The request = Below is a listing to write out in full, exactly as given, without its pictures.
** begin Data listing **
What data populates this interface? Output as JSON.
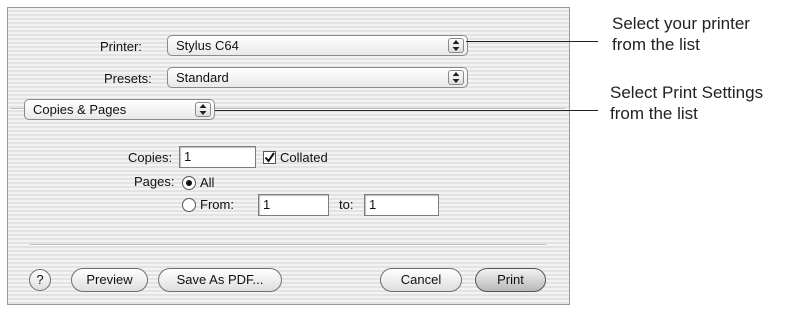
{
  "printer": {
    "label": "Printer:",
    "value": "Stylus C64"
  },
  "presets": {
    "label": "Presets:",
    "value": "Standard"
  },
  "panel_popup": {
    "value": "Copies & Pages"
  },
  "copies": {
    "label": "Copies:",
    "value": "1",
    "collated_label": "Collated",
    "collated_checked": true
  },
  "pages": {
    "label": "Pages:",
    "all_label": "All",
    "from_label": "From:",
    "from_value": "1",
    "to_label": "to:",
    "to_value": "1",
    "selected": "All"
  },
  "buttons": {
    "help": "?",
    "preview": "Preview",
    "save_as_pdf": "Save As PDF...",
    "cancel": "Cancel",
    "print": "Print"
  },
  "callouts": {
    "printer_line1": "Select your printer",
    "printer_line2": "from the list",
    "settings_line1": "Select Print Settings",
    "settings_line2": "from the list"
  },
  "icons": {
    "popup_arrows": "up-down-arrows-icon",
    "checkbox": "checkmark-icon",
    "radio": "radio-dot-icon",
    "help": "help-icon"
  }
}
** end Data listing **
Result for this task =
What data populates this interface? Output as JSON.
{
  "printer": {
    "label": "Printer:",
    "value": "Stylus C64"
  },
  "presets": {
    "label": "Presets:",
    "value": "Standard"
  },
  "panel_popup": {
    "value": "Copies & Pages"
  },
  "copies": {
    "label": "Copies:",
    "value": "1",
    "collated_label": "Collated",
    "collated_checked": true
  },
  "pages": {
    "label": "Pages:",
    "all_label": "All",
    "from_label": "From:",
    "from_value": "1",
    "to_label": "to:",
    "to_value": "1",
    "selected": "All"
  },
  "buttons": {
    "help": "?",
    "preview": "Preview",
    "save_as_pdf": "Save As PDF...",
    "cancel": "Cancel",
    "print": "Print"
  },
  "callouts": {
    "printer_line1": "Select your printer",
    "printer_line2": "from the list",
    "settings_line1": "Select Print Settings",
    "settings_line2": "from the list"
  },
  "icons": {
    "popup_arrows": "up-down-arrows-icon",
    "checkbox": "checkmark-icon",
    "radio": "radio-dot-icon",
    "help": "help-icon"
  }
}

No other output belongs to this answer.